Tally up the lines where the string "Storm" appears; reply with the number only.

Dataset records on visual material
- - -
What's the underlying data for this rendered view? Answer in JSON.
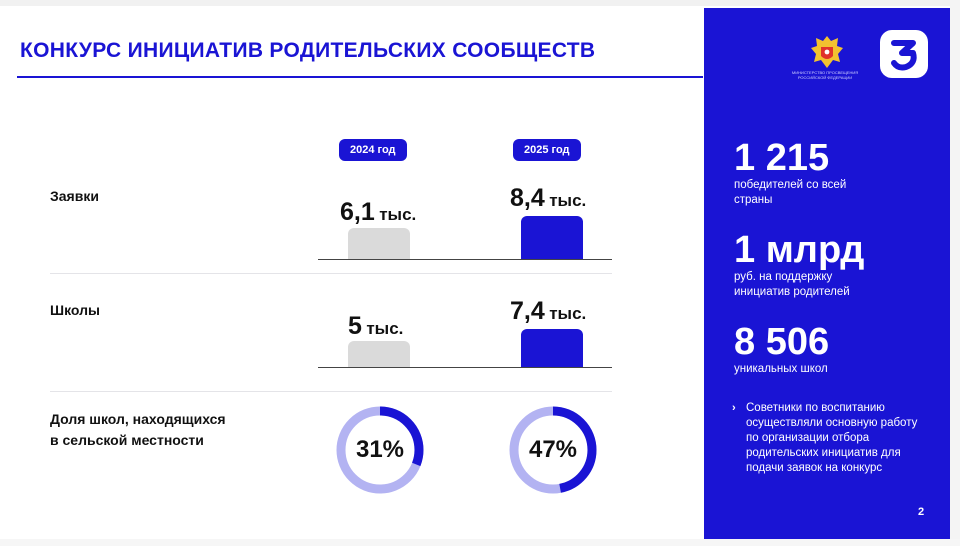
{
  "header": {
    "title": "КОНКУРС ИНИЦИАТИВ РОДИТЕЛЬСКИХ СООБЩЕСТВ"
  },
  "columns": {
    "year_1": "2024 год",
    "year_2": "2025 год"
  },
  "rows": {
    "applications": {
      "label": "Заявки",
      "value_2024": "6,1",
      "value_2025": "8,4",
      "unit": "тыс."
    },
    "schools": {
      "label": "Школы",
      "value_2024": "5",
      "value_2025": "7,4",
      "unit": "тыс."
    },
    "rural_share": {
      "label_line1": "Доля школ, находящихся",
      "label_line2": "в сельской местности",
      "value_2024": "31%",
      "value_2025": "47%",
      "fraction_2024": 0.31,
      "fraction_2025": 0.47
    }
  },
  "bar_data": {
    "applications": [
      6.1,
      8.4
    ],
    "schools": [
      5,
      7.4
    ],
    "scale_max": 8.4
  },
  "panel": {
    "ministry_text": "МИНИСТЕРСТВО ПРОСВЕЩЕНИЯ РОССИЙСКОЙ ФЕДЕРАЦИИ",
    "stats": [
      {
        "value": "1 215",
        "desc_line1": "победителей со всей",
        "desc_line2": "страны"
      },
      {
        "value": "1 млрд",
        "desc_line1": "руб. на поддержку",
        "desc_line2": "инициатив родителей"
      },
      {
        "value": "8 506",
        "desc_line1": "уникальных школ",
        "desc_line2": ""
      }
    ],
    "note_arrow": "›",
    "note": "Советники по воспитанию осуществляли основную работу по организации отбора родительских инициатив для подачи заявок на конкурс",
    "page_number": "2"
  },
  "colors": {
    "accent": "#1a14d4",
    "bar_previous": "#dadada",
    "ring_track": "#b3b3f2",
    "panel_text": "#ffffff"
  }
}
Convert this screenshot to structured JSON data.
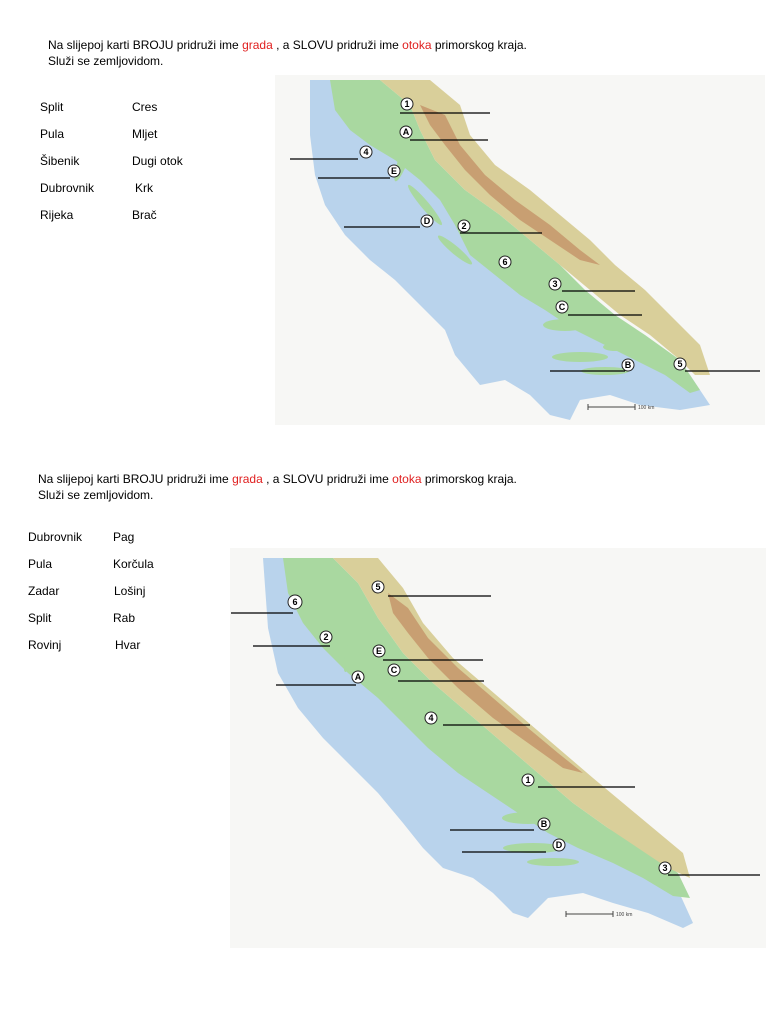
{
  "worksheets": [
    {
      "instruction": {
        "part1": "Na slijepoj karti BROJU pridruži ime ",
        "grada": "grada",
        "part2": " , a SLOVU pridruži ime ",
        "otoka": "otoka",
        "part3": "  primorskog kraja.",
        "line2": "Služi se zemljovidom."
      },
      "cities": [
        "Split",
        "Pula",
        "Šibenik",
        "Dubrovnik",
        "Rijeka"
      ],
      "islands": [
        "Cres",
        "Mljet",
        "Dugi otok",
        "Krk",
        "Brač"
      ],
      "markers": [
        "1",
        "A",
        "4",
        "E",
        "D",
        "2",
        "6",
        "3",
        "C",
        "B",
        "5"
      ],
      "scale_label": "100 km"
    },
    {
      "instruction": {
        "part1": "Na slijepoj karti BROJU pridruži ime ",
        "grada": "grada",
        "part2": " , a SLOVU pridruži ime ",
        "otoka": "otoka",
        "part3": "  primorskog kraja.",
        "line2": "Služi se zemljovidom."
      },
      "cities": [
        "Dubrovnik",
        "Pula",
        "Zadar",
        "Split",
        "Rovinj"
      ],
      "islands": [
        "Pag",
        "Korčula",
        "Lošinj",
        "Rab",
        "Hvar"
      ],
      "markers": [
        "5",
        "6",
        "2",
        "E",
        "C",
        "A",
        "4",
        "1",
        "B",
        "D",
        "3"
      ],
      "scale_label": "100 km"
    }
  ],
  "colors": {
    "sea": "#b9d3ec",
    "lowland": "#a9d8a0",
    "hills": "#d9cf9a",
    "mountains": "#c89f72",
    "red_text": "#e02020"
  }
}
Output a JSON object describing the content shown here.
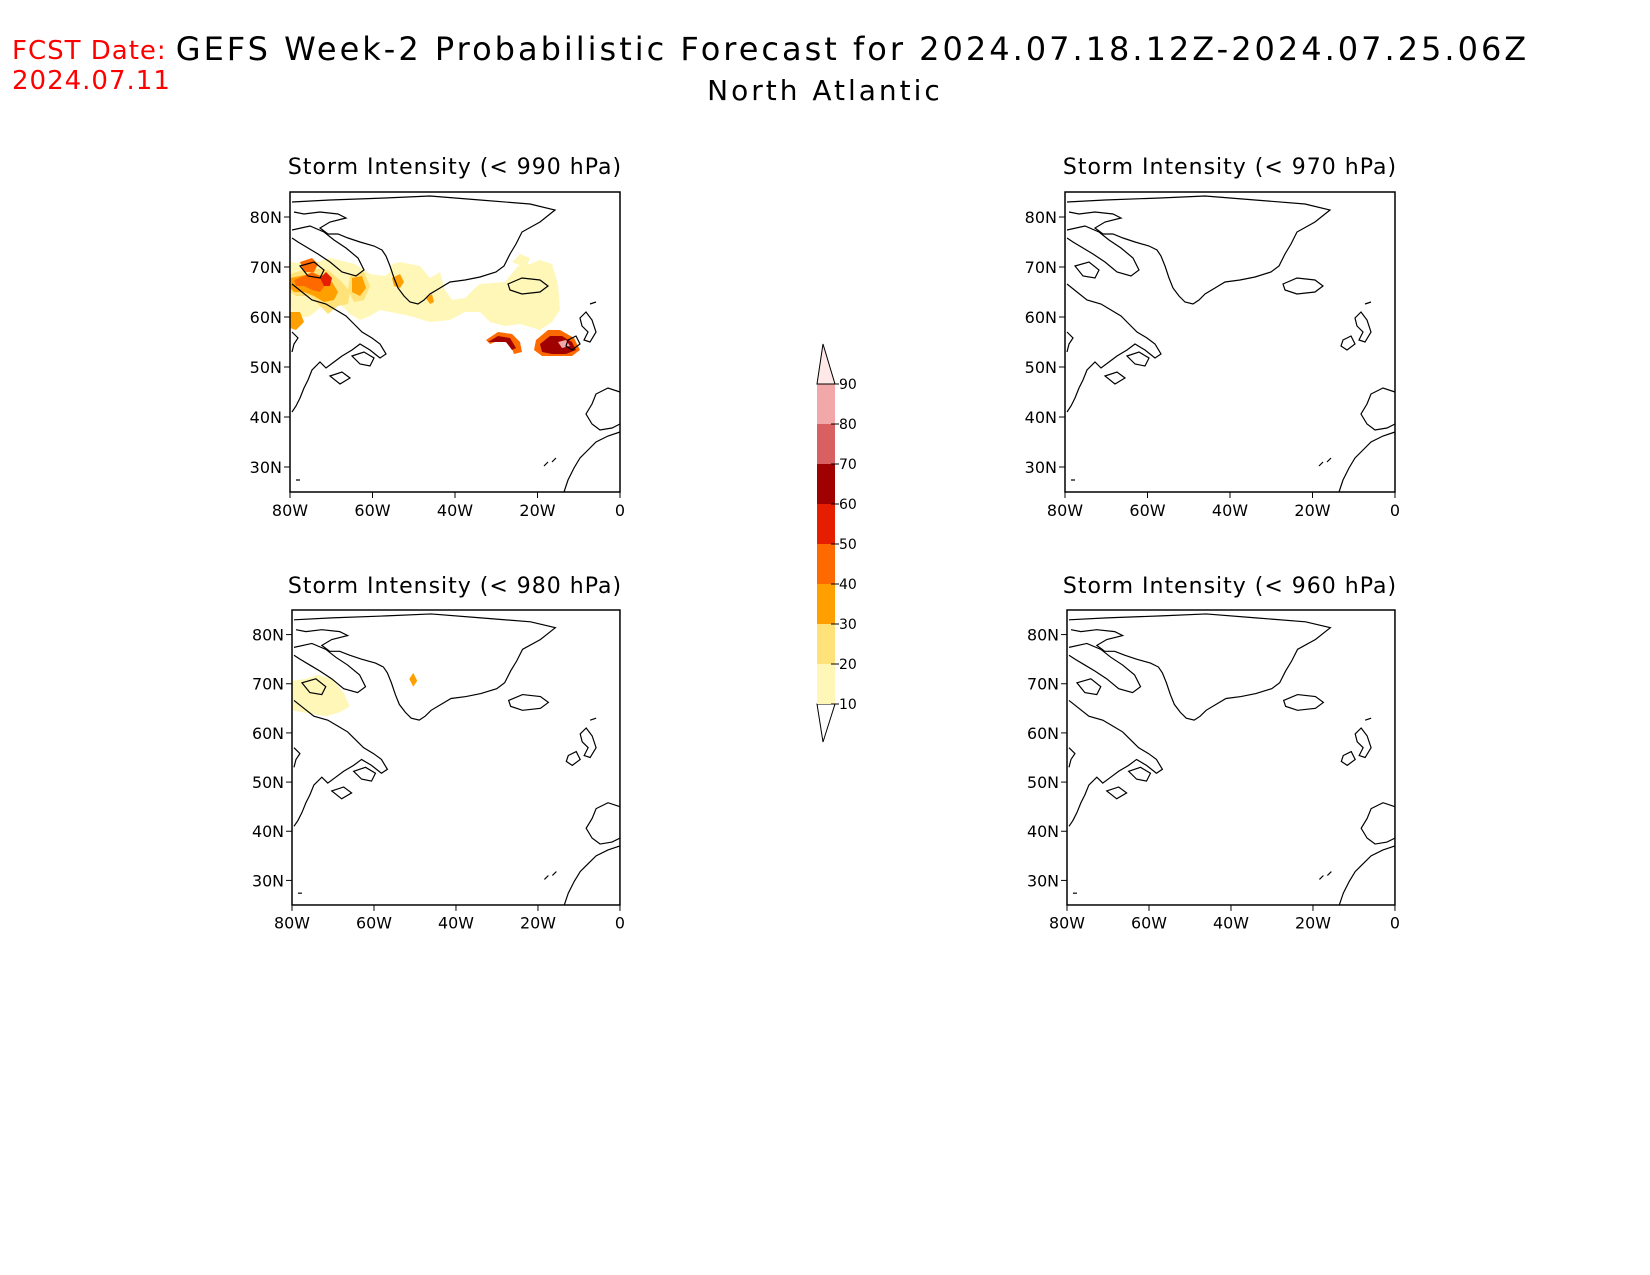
{
  "header": {
    "fcst_label": "FCST Date:",
    "fcst_date": "2024.07.11",
    "title": "GEFS Week-2 Probabilistic Forecast for 2024.07.18.12Z-2024.07.25.06Z",
    "region": "North Atlantic"
  },
  "panels": [
    {
      "title": "Storm Intensity (< 990 hPa)",
      "has_data": true
    },
    {
      "title": "Storm Intensity (< 970 hPa)",
      "has_data": false
    },
    {
      "title": "Storm Intensity (< 980 hPa)",
      "has_data": true
    },
    {
      "title": "Storm Intensity (< 960 hPa)",
      "has_data": false
    }
  ],
  "axes": {
    "lon_labels": [
      "80W",
      "60W",
      "40W",
      "20W",
      "0"
    ],
    "lat_labels": [
      "80N",
      "70N",
      "60N",
      "50N",
      "40N",
      "30N"
    ]
  },
  "colorbar": {
    "levels": [
      "10",
      "20",
      "30",
      "40",
      "50",
      "60",
      "70",
      "80",
      "90"
    ],
    "colors": [
      "#fff7b8",
      "#ffe27a",
      "#ffa000",
      "#ff6a00",
      "#e61e00",
      "#a00000",
      "#d96060",
      "#f2a8a8",
      "#ffe8e8"
    ]
  },
  "colors": {
    "fcst_text": "#ff0000",
    "coast": "#000000"
  }
}
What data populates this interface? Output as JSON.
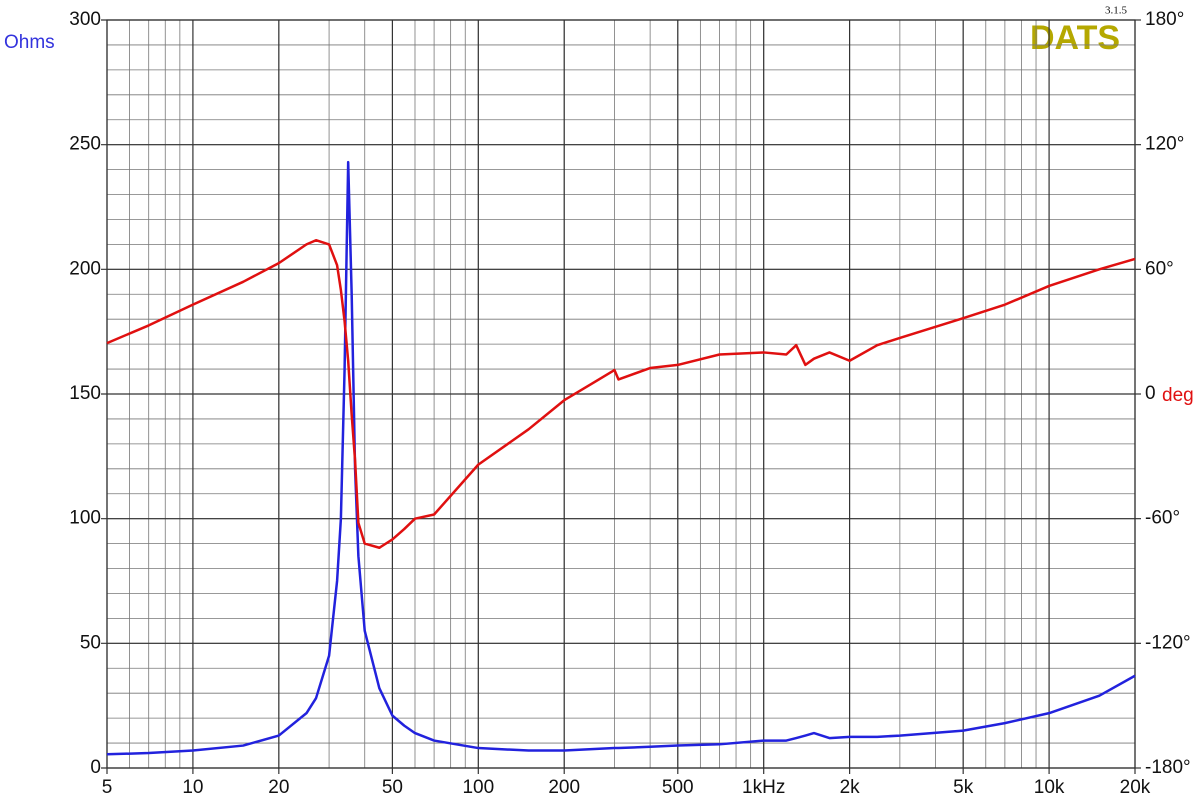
{
  "chart_data": {
    "type": "line",
    "y_label": "Ohms",
    "y2_label": "deg",
    "logo": "DATS",
    "version": "3.1.5",
    "xscale": "log",
    "grid": true,
    "minor_grid": true,
    "xlim": [
      5,
      20000
    ],
    "xticks": [
      5,
      10,
      20,
      50,
      100,
      200,
      500,
      {
        "value": 1000,
        "label": "1kHz"
      },
      {
        "value": 2000,
        "label": "2k"
      },
      {
        "value": 5000,
        "label": "5k"
      },
      {
        "value": 10000,
        "label": "10k"
      },
      {
        "value": 20000,
        "label": "20k"
      }
    ],
    "ylim": [
      0,
      300
    ],
    "yticks": [
      0,
      50,
      100,
      150,
      200,
      250,
      300
    ],
    "y2lim": [
      -180,
      180
    ],
    "y2ticks": [
      {
        "value": -180,
        "label": "-180°"
      },
      {
        "value": -120,
        "label": "-120°"
      },
      {
        "value": -60,
        "label": "-60°"
      },
      0,
      {
        "value": 60,
        "label": "60°"
      },
      {
        "value": 120,
        "label": "120°"
      },
      {
        "value": 180,
        "label": "180°"
      }
    ],
    "x": [
      5,
      7,
      10,
      15,
      20,
      25,
      27,
      30,
      32,
      33,
      34,
      35,
      36,
      37,
      38,
      40,
      45,
      50,
      55,
      60,
      70,
      100,
      150,
      200,
      300,
      310,
      400,
      500,
      700,
      1000,
      1200,
      1300,
      1400,
      1500,
      1700,
      2000,
      2500,
      3000,
      5000,
      7000,
      10000,
      15000,
      20000
    ],
    "series": [
      {
        "name": "Ohms",
        "color": "#2222dd",
        "axis": "y",
        "values": [
          5.5,
          6,
          7,
          9,
          13,
          22,
          28,
          45,
          75,
          100,
          160,
          243,
          190,
          120,
          85,
          55,
          32,
          21,
          17,
          14,
          11,
          8,
          7,
          7,
          8,
          8,
          8.5,
          9,
          9.5,
          11,
          11,
          12,
          13,
          14,
          12,
          12.5,
          12.5,
          13,
          15,
          18,
          22,
          29,
          37
        ]
      },
      {
        "name": "deg",
        "color": "#e01010",
        "axis": "y2",
        "values": [
          24.5,
          33,
          43,
          54,
          63,
          72,
          74,
          72,
          62,
          50,
          35,
          16,
          -10,
          -32,
          -62,
          -72,
          -74,
          -70,
          -65,
          -60,
          -58,
          -34,
          -17,
          -3,
          11.5,
          7,
          12.5,
          14,
          19,
          20,
          19,
          23.5,
          14,
          17,
          20,
          16,
          23.5,
          27,
          36.5,
          43,
          52,
          60,
          65
        ]
      }
    ]
  }
}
- - -
## SOLVED PROBLEM
4